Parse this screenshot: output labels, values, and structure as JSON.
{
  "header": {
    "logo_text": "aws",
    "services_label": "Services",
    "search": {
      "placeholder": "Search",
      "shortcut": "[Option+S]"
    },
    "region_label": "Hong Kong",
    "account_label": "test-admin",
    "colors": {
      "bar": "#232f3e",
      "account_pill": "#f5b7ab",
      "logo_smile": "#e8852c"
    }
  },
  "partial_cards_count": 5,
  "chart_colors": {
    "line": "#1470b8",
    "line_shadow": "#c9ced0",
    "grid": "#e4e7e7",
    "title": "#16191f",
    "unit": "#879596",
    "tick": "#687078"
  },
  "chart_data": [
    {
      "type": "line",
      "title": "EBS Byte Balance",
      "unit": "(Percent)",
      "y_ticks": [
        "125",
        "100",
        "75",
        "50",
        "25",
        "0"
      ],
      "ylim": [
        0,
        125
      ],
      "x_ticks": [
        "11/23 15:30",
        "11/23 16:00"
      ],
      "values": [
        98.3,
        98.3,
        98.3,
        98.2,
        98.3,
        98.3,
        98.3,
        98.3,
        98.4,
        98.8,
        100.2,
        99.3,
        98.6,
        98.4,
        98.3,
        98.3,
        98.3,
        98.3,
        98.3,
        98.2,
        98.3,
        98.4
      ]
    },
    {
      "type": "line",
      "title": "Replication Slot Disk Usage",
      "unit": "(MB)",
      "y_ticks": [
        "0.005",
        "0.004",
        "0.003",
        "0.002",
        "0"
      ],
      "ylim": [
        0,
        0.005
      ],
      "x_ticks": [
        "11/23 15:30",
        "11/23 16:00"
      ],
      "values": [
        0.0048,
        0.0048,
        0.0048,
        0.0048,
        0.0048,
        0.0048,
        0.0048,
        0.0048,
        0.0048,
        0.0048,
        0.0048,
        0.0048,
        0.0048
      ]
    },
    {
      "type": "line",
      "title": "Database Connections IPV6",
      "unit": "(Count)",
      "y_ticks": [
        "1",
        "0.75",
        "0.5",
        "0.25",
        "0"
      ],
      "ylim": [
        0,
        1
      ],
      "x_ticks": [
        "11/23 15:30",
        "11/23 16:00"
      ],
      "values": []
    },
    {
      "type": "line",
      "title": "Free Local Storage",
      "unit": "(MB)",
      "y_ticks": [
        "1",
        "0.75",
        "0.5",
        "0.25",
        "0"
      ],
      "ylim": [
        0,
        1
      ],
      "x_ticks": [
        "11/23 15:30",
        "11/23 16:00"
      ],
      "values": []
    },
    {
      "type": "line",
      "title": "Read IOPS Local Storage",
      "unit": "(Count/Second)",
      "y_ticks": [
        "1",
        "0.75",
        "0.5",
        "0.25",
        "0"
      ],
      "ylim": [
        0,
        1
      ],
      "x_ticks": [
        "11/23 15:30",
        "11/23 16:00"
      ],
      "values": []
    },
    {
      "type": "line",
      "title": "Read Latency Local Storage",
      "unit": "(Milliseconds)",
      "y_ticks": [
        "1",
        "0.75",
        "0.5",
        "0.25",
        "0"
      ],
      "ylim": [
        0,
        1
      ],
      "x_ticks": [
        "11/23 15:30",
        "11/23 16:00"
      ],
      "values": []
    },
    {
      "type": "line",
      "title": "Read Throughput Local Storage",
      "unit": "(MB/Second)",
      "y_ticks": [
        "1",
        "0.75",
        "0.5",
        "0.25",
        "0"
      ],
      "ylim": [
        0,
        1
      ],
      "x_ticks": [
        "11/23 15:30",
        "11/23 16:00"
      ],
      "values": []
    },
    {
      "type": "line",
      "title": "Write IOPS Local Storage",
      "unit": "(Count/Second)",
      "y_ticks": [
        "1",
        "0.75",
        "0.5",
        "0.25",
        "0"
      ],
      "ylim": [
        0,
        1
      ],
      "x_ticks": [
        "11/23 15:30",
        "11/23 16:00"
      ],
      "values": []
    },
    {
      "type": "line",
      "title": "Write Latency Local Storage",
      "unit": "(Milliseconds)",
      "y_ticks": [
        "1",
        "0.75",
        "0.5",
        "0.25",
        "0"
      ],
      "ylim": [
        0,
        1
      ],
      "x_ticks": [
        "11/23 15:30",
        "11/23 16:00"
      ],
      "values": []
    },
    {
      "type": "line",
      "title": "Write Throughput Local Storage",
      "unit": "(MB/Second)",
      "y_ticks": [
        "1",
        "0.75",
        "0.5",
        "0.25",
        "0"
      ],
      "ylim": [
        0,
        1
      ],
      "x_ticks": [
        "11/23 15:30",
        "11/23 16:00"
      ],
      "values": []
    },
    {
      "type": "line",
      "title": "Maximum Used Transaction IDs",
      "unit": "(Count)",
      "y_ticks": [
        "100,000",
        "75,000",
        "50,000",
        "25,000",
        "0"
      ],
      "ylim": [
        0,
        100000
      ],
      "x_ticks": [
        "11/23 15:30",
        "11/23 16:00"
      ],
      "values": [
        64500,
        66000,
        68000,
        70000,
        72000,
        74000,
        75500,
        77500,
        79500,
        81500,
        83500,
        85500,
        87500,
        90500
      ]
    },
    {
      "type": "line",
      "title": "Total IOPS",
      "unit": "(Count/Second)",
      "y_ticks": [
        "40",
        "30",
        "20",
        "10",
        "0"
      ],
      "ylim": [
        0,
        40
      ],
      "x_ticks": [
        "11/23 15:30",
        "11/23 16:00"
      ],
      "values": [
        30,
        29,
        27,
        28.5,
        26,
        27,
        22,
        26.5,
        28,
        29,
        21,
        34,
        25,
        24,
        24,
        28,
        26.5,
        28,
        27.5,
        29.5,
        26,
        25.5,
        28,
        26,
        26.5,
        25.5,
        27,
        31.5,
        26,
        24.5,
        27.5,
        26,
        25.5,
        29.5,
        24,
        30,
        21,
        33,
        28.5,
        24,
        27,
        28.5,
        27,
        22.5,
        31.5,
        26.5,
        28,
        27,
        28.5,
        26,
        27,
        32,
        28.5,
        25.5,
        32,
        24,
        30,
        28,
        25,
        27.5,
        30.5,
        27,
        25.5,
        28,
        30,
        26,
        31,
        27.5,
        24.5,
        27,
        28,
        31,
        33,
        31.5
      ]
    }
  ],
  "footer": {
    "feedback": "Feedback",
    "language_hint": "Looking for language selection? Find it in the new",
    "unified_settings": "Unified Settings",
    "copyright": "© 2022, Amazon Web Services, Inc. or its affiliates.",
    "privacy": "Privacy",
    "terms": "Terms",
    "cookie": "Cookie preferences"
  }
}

= Directive =
Output every entry shown above, exactly.

= Exercise answer =
Parse this screenshot: output labels, values, and structure as JSON.
{
  "header": {
    "logo_text": "aws",
    "services_label": "Services",
    "search": {
      "placeholder": "Search",
      "shortcut": "[Option+S]"
    },
    "region_label": "Hong Kong",
    "account_label": "test-admin",
    "colors": {
      "bar": "#232f3e",
      "account_pill": "#f5b7ab",
      "logo_smile": "#e8852c"
    }
  },
  "partial_cards_count": 5,
  "chart_colors": {
    "line": "#1470b8",
    "line_shadow": "#c9ced0",
    "grid": "#e4e7e7",
    "title": "#16191f",
    "unit": "#879596",
    "tick": "#687078"
  },
  "chart_data": [
    {
      "type": "line",
      "title": "EBS Byte Balance",
      "unit": "(Percent)",
      "y_ticks": [
        "125",
        "100",
        "75",
        "50",
        "25",
        "0"
      ],
      "ylim": [
        0,
        125
      ],
      "x_ticks": [
        "11/23 15:30",
        "11/23 16:00"
      ],
      "values": [
        98.3,
        98.3,
        98.3,
        98.2,
        98.3,
        98.3,
        98.3,
        98.3,
        98.4,
        98.8,
        100.2,
        99.3,
        98.6,
        98.4,
        98.3,
        98.3,
        98.3,
        98.3,
        98.3,
        98.2,
        98.3,
        98.4
      ]
    },
    {
      "type": "line",
      "title": "Replication Slot Disk Usage",
      "unit": "(MB)",
      "y_ticks": [
        "0.005",
        "0.004",
        "0.003",
        "0.002",
        "0"
      ],
      "ylim": [
        0,
        0.005
      ],
      "x_ticks": [
        "11/23 15:30",
        "11/23 16:00"
      ],
      "values": [
        0.0048,
        0.0048,
        0.0048,
        0.0048,
        0.0048,
        0.0048,
        0.0048,
        0.0048,
        0.0048,
        0.0048,
        0.0048,
        0.0048,
        0.0048
      ]
    },
    {
      "type": "line",
      "title": "Database Connections IPV6",
      "unit": "(Count)",
      "y_ticks": [
        "1",
        "0.75",
        "0.5",
        "0.25",
        "0"
      ],
      "ylim": [
        0,
        1
      ],
      "x_ticks": [
        "11/23 15:30",
        "11/23 16:00"
      ],
      "values": []
    },
    {
      "type": "line",
      "title": "Free Local Storage",
      "unit": "(MB)",
      "y_ticks": [
        "1",
        "0.75",
        "0.5",
        "0.25",
        "0"
      ],
      "ylim": [
        0,
        1
      ],
      "x_ticks": [
        "11/23 15:30",
        "11/23 16:00"
      ],
      "values": []
    },
    {
      "type": "line",
      "title": "Read IOPS Local Storage",
      "unit": "(Count/Second)",
      "y_ticks": [
        "1",
        "0.75",
        "0.5",
        "0.25",
        "0"
      ],
      "ylim": [
        0,
        1
      ],
      "x_ticks": [
        "11/23 15:30",
        "11/23 16:00"
      ],
      "values": []
    },
    {
      "type": "line",
      "title": "Read Latency Local Storage",
      "unit": "(Milliseconds)",
      "y_ticks": [
        "1",
        "0.75",
        "0.5",
        "0.25",
        "0"
      ],
      "ylim": [
        0,
        1
      ],
      "x_ticks": [
        "11/23 15:30",
        "11/23 16:00"
      ],
      "values": []
    },
    {
      "type": "line",
      "title": "Read Throughput Local Storage",
      "unit": "(MB/Second)",
      "y_ticks": [
        "1",
        "0.75",
        "0.5",
        "0.25",
        "0"
      ],
      "ylim": [
        0,
        1
      ],
      "x_ticks": [
        "11/23 15:30",
        "11/23 16:00"
      ],
      "values": []
    },
    {
      "type": "line",
      "title": "Write IOPS Local Storage",
      "unit": "(Count/Second)",
      "y_ticks": [
        "1",
        "0.75",
        "0.5",
        "0.25",
        "0"
      ],
      "ylim": [
        0,
        1
      ],
      "x_ticks": [
        "11/23 15:30",
        "11/23 16:00"
      ],
      "values": []
    },
    {
      "type": "line",
      "title": "Write Latency Local Storage",
      "unit": "(Milliseconds)",
      "y_ticks": [
        "1",
        "0.75",
        "0.5",
        "0.25",
        "0"
      ],
      "ylim": [
        0,
        1
      ],
      "x_ticks": [
        "11/23 15:30",
        "11/23 16:00"
      ],
      "values": []
    },
    {
      "type": "line",
      "title": "Write Throughput Local Storage",
      "unit": "(MB/Second)",
      "y_ticks": [
        "1",
        "0.75",
        "0.5",
        "0.25",
        "0"
      ],
      "ylim": [
        0,
        1
      ],
      "x_ticks": [
        "11/23 15:30",
        "11/23 16:00"
      ],
      "values": []
    },
    {
      "type": "line",
      "title": "Maximum Used Transaction IDs",
      "unit": "(Count)",
      "y_ticks": [
        "100,000",
        "75,000",
        "50,000",
        "25,000",
        "0"
      ],
      "ylim": [
        0,
        100000
      ],
      "x_ticks": [
        "11/23 15:30",
        "11/23 16:00"
      ],
      "values": [
        64500,
        66000,
        68000,
        70000,
        72000,
        74000,
        75500,
        77500,
        79500,
        81500,
        83500,
        85500,
        87500,
        90500
      ]
    },
    {
      "type": "line",
      "title": "Total IOPS",
      "unit": "(Count/Second)",
      "y_ticks": [
        "40",
        "30",
        "20",
        "10",
        "0"
      ],
      "ylim": [
        0,
        40
      ],
      "x_ticks": [
        "11/23 15:30",
        "11/23 16:00"
      ],
      "values": [
        30,
        29,
        27,
        28.5,
        26,
        27,
        22,
        26.5,
        28,
        29,
        21,
        34,
        25,
        24,
        24,
        28,
        26.5,
        28,
        27.5,
        29.5,
        26,
        25.5,
        28,
        26,
        26.5,
        25.5,
        27,
        31.5,
        26,
        24.5,
        27.5,
        26,
        25.5,
        29.5,
        24,
        30,
        21,
        33,
        28.5,
        24,
        27,
        28.5,
        27,
        22.5,
        31.5,
        26.5,
        28,
        27,
        28.5,
        26,
        27,
        32,
        28.5,
        25.5,
        32,
        24,
        30,
        28,
        25,
        27.5,
        30.5,
        27,
        25.5,
        28,
        30,
        26,
        31,
        27.5,
        24.5,
        27,
        28,
        31,
        33,
        31.5
      ]
    }
  ],
  "footer": {
    "feedback": "Feedback",
    "language_hint": "Looking for language selection? Find it in the new",
    "unified_settings": "Unified Settings",
    "copyright": "© 2022, Amazon Web Services, Inc. or its affiliates.",
    "privacy": "Privacy",
    "terms": "Terms",
    "cookie": "Cookie preferences"
  }
}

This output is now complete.